======== Entries provided
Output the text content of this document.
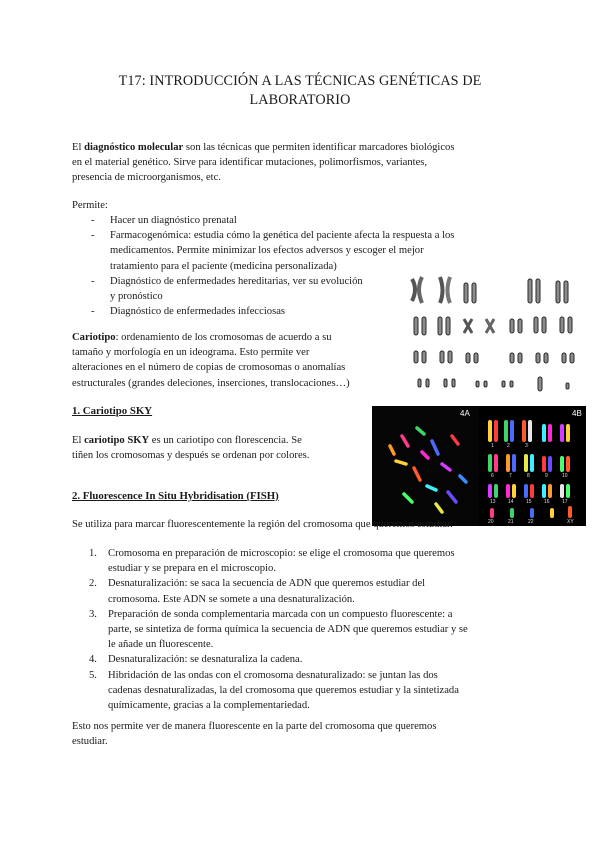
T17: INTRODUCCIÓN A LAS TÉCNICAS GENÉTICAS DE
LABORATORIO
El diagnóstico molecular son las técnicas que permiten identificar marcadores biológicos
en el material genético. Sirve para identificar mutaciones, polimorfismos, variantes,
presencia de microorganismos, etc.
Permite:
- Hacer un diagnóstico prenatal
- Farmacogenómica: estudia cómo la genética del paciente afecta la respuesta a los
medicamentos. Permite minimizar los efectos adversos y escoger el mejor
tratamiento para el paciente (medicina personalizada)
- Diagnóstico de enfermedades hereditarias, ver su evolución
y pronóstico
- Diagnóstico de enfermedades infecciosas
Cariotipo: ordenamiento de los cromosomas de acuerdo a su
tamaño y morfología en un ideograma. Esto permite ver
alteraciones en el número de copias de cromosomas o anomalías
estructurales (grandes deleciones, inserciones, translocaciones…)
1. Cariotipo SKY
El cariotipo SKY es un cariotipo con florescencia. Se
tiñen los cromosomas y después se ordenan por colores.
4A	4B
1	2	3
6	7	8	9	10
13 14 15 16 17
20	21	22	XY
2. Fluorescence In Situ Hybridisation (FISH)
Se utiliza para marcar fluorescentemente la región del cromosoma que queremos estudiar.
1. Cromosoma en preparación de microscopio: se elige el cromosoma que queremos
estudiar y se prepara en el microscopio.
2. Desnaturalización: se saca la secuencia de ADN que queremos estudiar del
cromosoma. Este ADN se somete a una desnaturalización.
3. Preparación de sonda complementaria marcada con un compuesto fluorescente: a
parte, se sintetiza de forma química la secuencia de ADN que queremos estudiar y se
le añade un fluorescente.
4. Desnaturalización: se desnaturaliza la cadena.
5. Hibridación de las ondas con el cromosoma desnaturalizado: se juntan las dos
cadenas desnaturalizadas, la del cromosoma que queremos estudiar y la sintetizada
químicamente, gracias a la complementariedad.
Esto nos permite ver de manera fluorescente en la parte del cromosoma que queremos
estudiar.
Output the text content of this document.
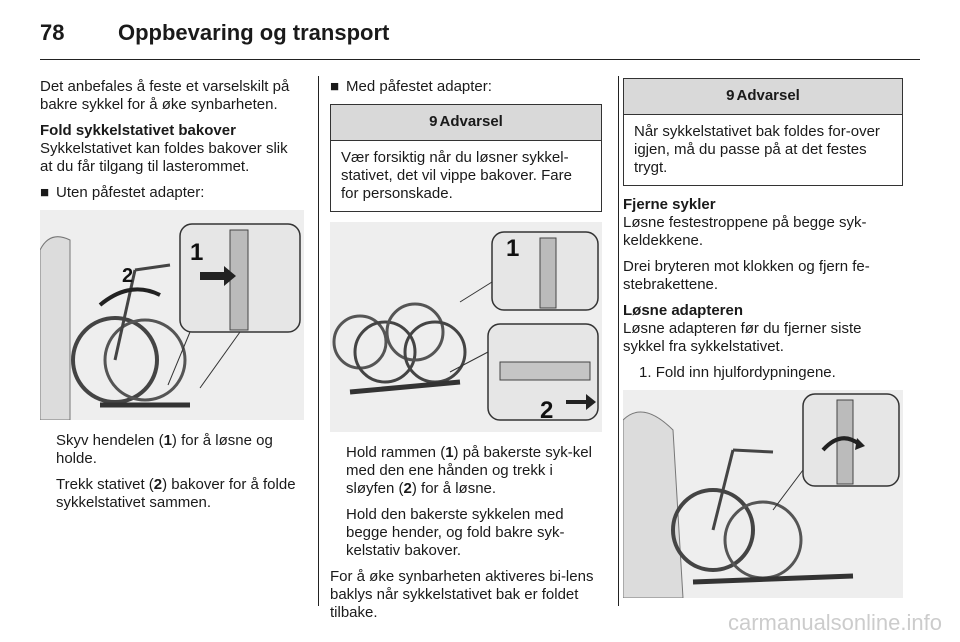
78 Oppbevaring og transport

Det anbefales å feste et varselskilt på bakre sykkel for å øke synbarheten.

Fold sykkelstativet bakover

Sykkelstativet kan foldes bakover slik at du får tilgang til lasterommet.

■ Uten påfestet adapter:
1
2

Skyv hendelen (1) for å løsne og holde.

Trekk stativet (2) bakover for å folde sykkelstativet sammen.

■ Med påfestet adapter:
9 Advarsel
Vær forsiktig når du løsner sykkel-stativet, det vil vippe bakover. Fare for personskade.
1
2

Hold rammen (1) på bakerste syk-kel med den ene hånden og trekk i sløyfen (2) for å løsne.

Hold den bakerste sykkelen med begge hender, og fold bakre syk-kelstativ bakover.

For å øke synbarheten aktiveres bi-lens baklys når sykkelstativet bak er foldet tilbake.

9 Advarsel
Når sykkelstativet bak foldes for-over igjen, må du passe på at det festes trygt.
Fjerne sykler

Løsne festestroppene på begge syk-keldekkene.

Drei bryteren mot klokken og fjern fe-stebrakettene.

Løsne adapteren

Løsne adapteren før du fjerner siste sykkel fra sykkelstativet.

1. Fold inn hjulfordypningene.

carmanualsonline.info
================
Pictures excluded, quote all the data above exactly.

• Problem solution
Output the text content of this document.
T17: INTRODUCCIÓN A LAS TÉCNICAS GENÉTICAS DE
LABORATORIO
El diagnóstico molecular son las técnicas que permiten identificar marcadores biológicos
en el material genético. Sirve para identificar mutaciones, polimorfismos, variantes,
presencia de microorganismos, etc.
Permite:
- Hacer un diagnóstico prenatal
- Farmacogenómica: estudia cómo la genética del paciente afecta la respuesta a los
medicamentos. Permite minimizar los efectos adversos y escoger el mejor
tratamiento para el paciente (medicina personalizada)
- Diagnóstico de enfermedades hereditarias, ver su evolución
y pronóstico
- Diagnóstico de enfermedades infecciosas
Cariotipo: ordenamiento de los cromosomas de acuerdo a su
tamaño y morfología en un ideograma. Esto permite ver
alteraciones en el número de copias de cromosomas o anomalías
estructurales (grandes deleciones, inserciones, translocaciones…)
1. Cariotipo SKY
El cariotipo SKY es un cariotipo con florescencia. Se
tiñen los cromosomas y después se ordenan por colores.
4A	4B
1	2	3
6	7	8	9	10
13 14 15 16 17
20	21	22	XY
2. Fluorescence In Situ Hybridisation (FISH)
Se utiliza para marcar fluorescentemente la región del cromosoma que queremos estudiar.
1. Cromosoma en preparación de microscopio: se elige el cromosoma que queremos
estudiar y se prepara en el microscopio.
2. Desnaturalización: se saca la secuencia de ADN que queremos estudiar del
cromosoma. Este ADN se somete a una desnaturalización.
3. Preparación de sonda complementaria marcada con un compuesto fluorescente: a
parte, se sintetiza de forma química la secuencia de ADN que queremos estudiar y se
le añade un fluorescente.
4. Desnaturalización: se desnaturaliza la cadena.
5. Hibridación de las ondas con el cromosoma desnaturalizado: se juntan las dos
cadenas desnaturalizadas, la del cromosoma que queremos estudiar y la sintetizada
químicamente, gracias a la complementariedad.
Esto nos permite ver de manera fluorescente en la parte del cromosoma que queremos
estudiar.
Output the text content of this document.
78 Oppbevaring og transport

Det anbefales å feste et varselskilt på bakre sykkel for å øke synbarheten.

Fold sykkelstativet bakover

Sykkelstativet kan foldes bakover slik at du får tilgang til lasterommet.

■ Uten påfestet adapter:
1
2

Skyv hendelen (1) for å løsne og holde.

Trekk stativet (2) bakover for å folde sykkelstativet sammen.

■ Med påfestet adapter:
9 Advarsel
Vær forsiktig når du løsner sykkel-stativet, det vil vippe bakover. Fare for personskade.
1
2

Hold rammen (1) på bakerste syk-kel med den ene hånden og trekk i sløyfen (2) for å løsne.

Hold den bakerste sykkelen med begge hender, og fold bakre syk-kelstativ bakover.

For å øke synbarheten aktiveres bi-lens baklys når sykkelstativet bak er foldet tilbake.

9 Advarsel
Når sykkelstativet bak foldes for-over igjen, må du passe på at det festes trygt.
Fjerne sykler

Løsne festestroppene på begge syk-keldekkene.

Drei bryteren mot klokken og fjern fe-stebrakettene.

Løsne adapteren

Løsne adapteren før du fjerner siste sykkel fra sykkelstativet.

1. Fold inn hjulfordypningene.

carmanualsonline.info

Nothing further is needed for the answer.